(Part of a data file)
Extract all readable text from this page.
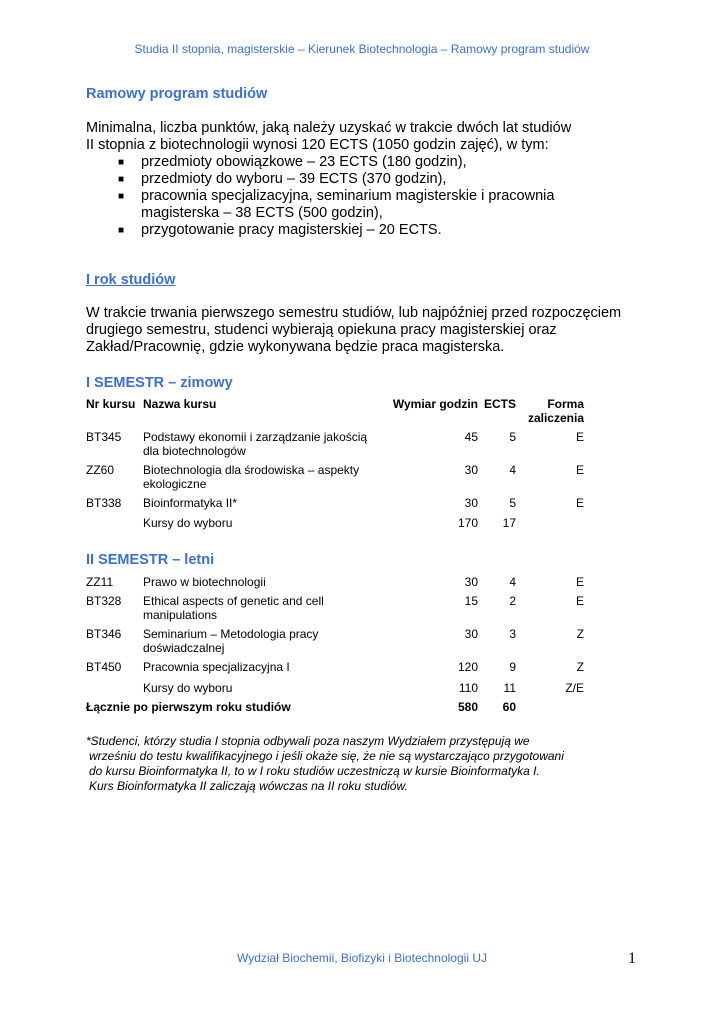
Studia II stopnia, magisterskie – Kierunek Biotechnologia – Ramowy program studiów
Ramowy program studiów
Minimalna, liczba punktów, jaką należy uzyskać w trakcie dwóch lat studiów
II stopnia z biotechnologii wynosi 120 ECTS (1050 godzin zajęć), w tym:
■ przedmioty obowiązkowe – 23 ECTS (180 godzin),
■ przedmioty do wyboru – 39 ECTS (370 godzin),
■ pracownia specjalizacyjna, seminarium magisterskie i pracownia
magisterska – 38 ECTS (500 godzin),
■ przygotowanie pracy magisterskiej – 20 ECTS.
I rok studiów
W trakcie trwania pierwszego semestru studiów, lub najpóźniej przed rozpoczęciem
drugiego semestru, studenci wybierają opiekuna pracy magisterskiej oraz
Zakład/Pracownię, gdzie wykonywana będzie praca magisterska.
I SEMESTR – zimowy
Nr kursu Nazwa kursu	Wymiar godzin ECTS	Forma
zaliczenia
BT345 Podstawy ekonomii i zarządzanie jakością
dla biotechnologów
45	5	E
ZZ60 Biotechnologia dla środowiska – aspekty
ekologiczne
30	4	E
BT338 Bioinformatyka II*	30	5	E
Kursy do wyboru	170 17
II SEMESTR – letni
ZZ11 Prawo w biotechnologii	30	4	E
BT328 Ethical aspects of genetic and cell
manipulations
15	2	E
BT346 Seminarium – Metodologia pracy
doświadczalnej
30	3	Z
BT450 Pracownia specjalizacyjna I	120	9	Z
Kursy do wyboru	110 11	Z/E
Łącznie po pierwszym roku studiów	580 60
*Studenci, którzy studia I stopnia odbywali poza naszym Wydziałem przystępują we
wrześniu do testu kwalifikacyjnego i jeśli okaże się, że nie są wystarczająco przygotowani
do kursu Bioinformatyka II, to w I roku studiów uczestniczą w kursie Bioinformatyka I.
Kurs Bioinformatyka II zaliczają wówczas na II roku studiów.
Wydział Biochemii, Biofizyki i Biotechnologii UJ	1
==
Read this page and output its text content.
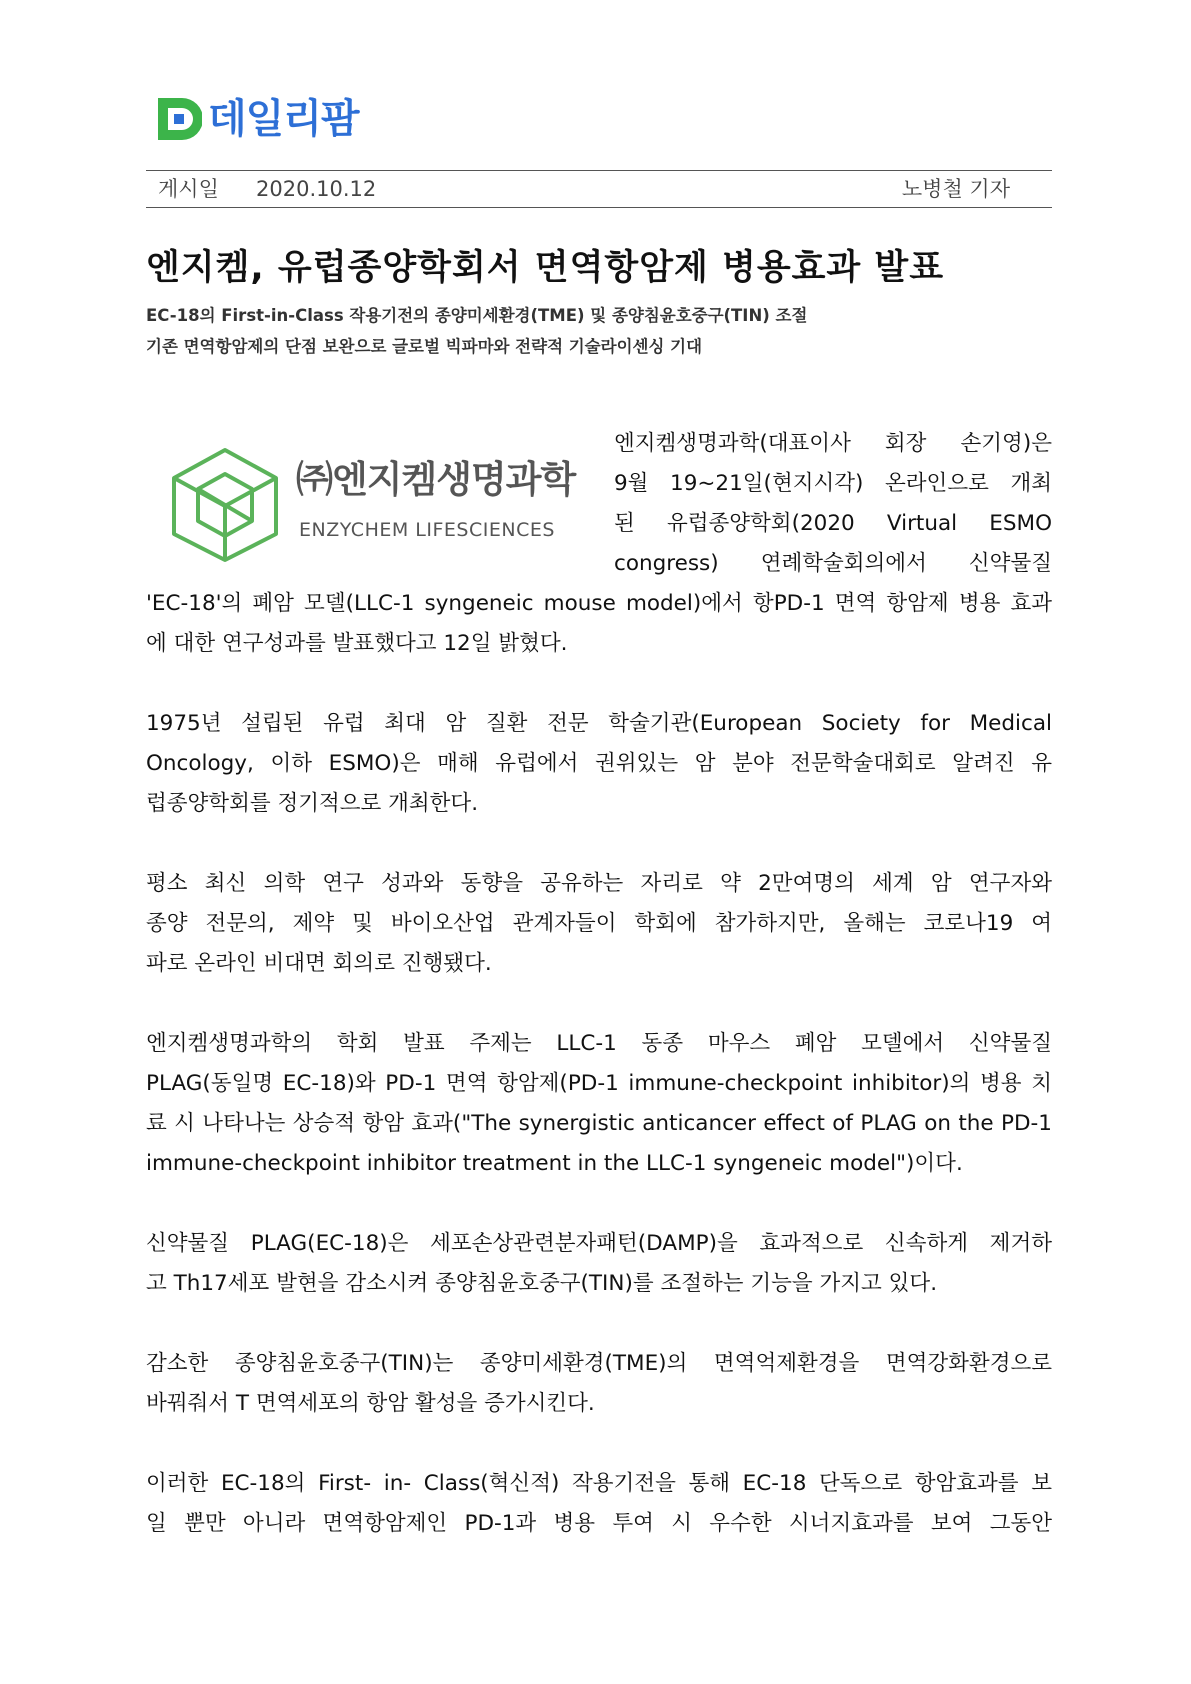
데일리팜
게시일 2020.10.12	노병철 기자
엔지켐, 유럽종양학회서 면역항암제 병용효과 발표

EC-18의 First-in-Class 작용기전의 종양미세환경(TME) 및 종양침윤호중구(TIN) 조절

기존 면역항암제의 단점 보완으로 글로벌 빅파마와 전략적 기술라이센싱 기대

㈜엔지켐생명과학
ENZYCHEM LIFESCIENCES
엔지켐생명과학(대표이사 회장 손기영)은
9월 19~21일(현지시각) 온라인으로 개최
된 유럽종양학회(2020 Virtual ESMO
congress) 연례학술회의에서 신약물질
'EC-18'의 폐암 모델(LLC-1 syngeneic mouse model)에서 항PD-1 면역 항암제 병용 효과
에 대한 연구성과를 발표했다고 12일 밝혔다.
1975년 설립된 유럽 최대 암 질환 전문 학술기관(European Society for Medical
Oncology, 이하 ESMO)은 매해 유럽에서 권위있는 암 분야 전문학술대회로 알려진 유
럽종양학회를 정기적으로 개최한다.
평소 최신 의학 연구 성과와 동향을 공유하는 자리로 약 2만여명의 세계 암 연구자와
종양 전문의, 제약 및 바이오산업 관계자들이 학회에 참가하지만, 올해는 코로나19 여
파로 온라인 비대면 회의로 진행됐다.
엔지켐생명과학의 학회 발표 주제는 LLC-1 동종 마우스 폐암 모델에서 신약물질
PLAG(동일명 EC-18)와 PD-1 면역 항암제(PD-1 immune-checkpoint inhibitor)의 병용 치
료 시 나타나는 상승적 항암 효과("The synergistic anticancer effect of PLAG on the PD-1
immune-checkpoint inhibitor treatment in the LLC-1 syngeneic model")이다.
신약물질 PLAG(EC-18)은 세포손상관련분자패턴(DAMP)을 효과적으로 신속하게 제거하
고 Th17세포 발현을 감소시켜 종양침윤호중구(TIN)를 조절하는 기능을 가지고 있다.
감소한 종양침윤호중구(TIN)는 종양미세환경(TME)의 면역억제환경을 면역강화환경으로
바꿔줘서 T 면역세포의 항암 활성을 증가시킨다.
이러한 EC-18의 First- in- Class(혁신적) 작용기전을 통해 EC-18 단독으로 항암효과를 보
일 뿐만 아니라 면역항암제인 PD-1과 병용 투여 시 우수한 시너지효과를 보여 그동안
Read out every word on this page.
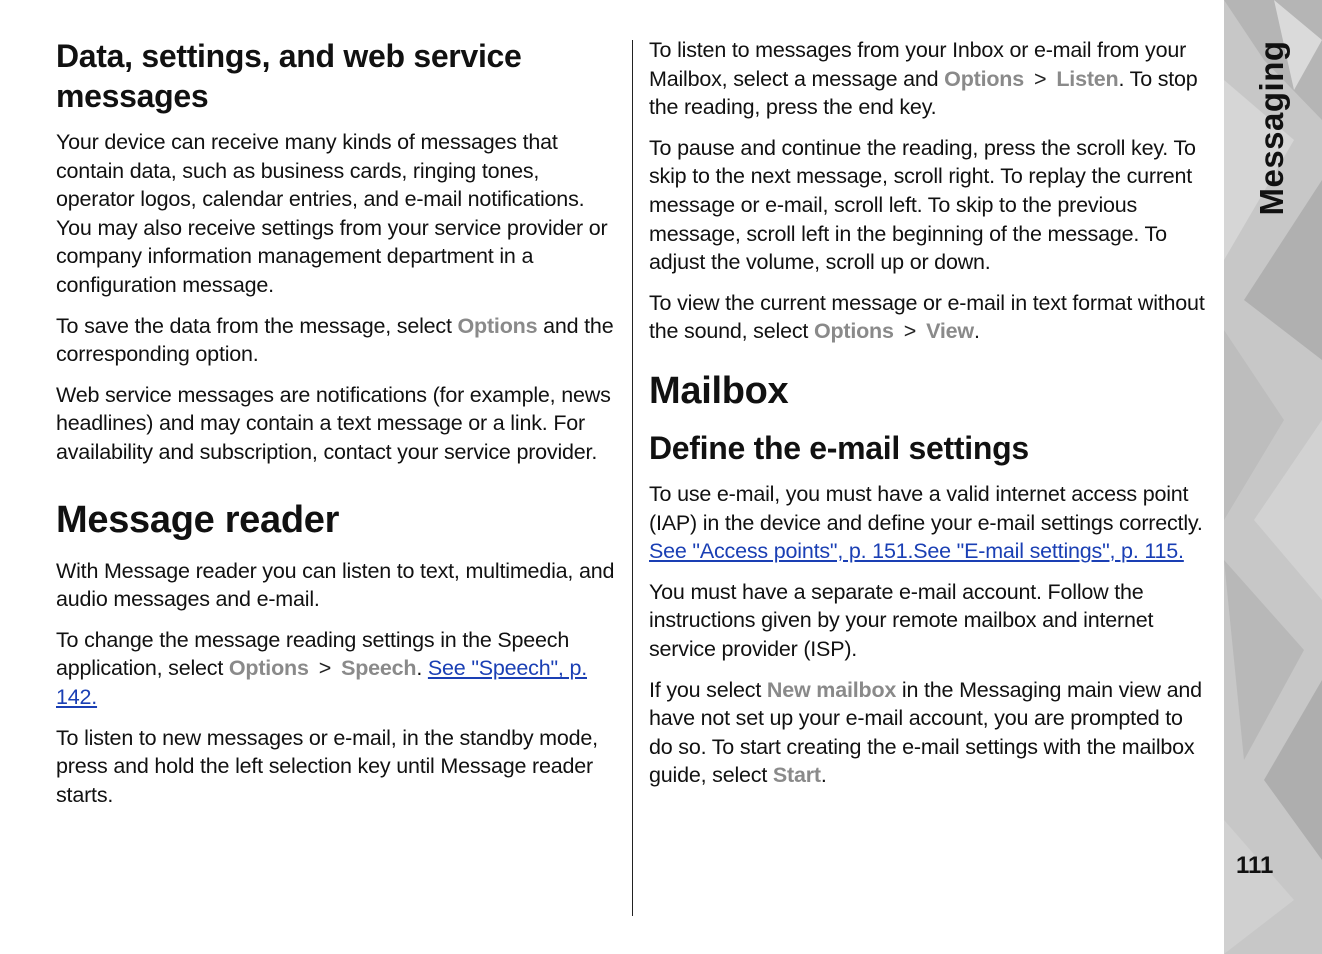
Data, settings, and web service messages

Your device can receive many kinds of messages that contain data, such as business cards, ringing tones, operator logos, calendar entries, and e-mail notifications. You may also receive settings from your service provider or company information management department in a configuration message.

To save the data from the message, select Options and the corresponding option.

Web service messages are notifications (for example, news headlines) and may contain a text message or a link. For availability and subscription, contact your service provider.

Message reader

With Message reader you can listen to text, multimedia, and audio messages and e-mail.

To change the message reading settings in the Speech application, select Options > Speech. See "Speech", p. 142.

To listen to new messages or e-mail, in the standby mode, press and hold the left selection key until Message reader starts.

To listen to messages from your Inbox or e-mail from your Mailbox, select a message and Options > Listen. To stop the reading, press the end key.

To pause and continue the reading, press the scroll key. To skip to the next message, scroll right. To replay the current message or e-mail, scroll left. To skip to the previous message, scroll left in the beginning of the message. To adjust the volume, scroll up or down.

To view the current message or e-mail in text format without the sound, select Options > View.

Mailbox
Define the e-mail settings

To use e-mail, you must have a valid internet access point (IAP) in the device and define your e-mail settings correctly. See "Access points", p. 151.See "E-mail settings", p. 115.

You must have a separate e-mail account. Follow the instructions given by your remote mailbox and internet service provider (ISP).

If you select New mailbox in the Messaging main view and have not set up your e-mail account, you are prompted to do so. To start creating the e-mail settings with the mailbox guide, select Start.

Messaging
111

> Do this
Read the entries and pick out all lines that include the word "Biotechnologia".

> Solution below
Studia II stopnia, magisterskie – Kierunek Biotechnologia – Ramowy program studiów
ZZ60 Biotechnologia dla środowiska – aspekty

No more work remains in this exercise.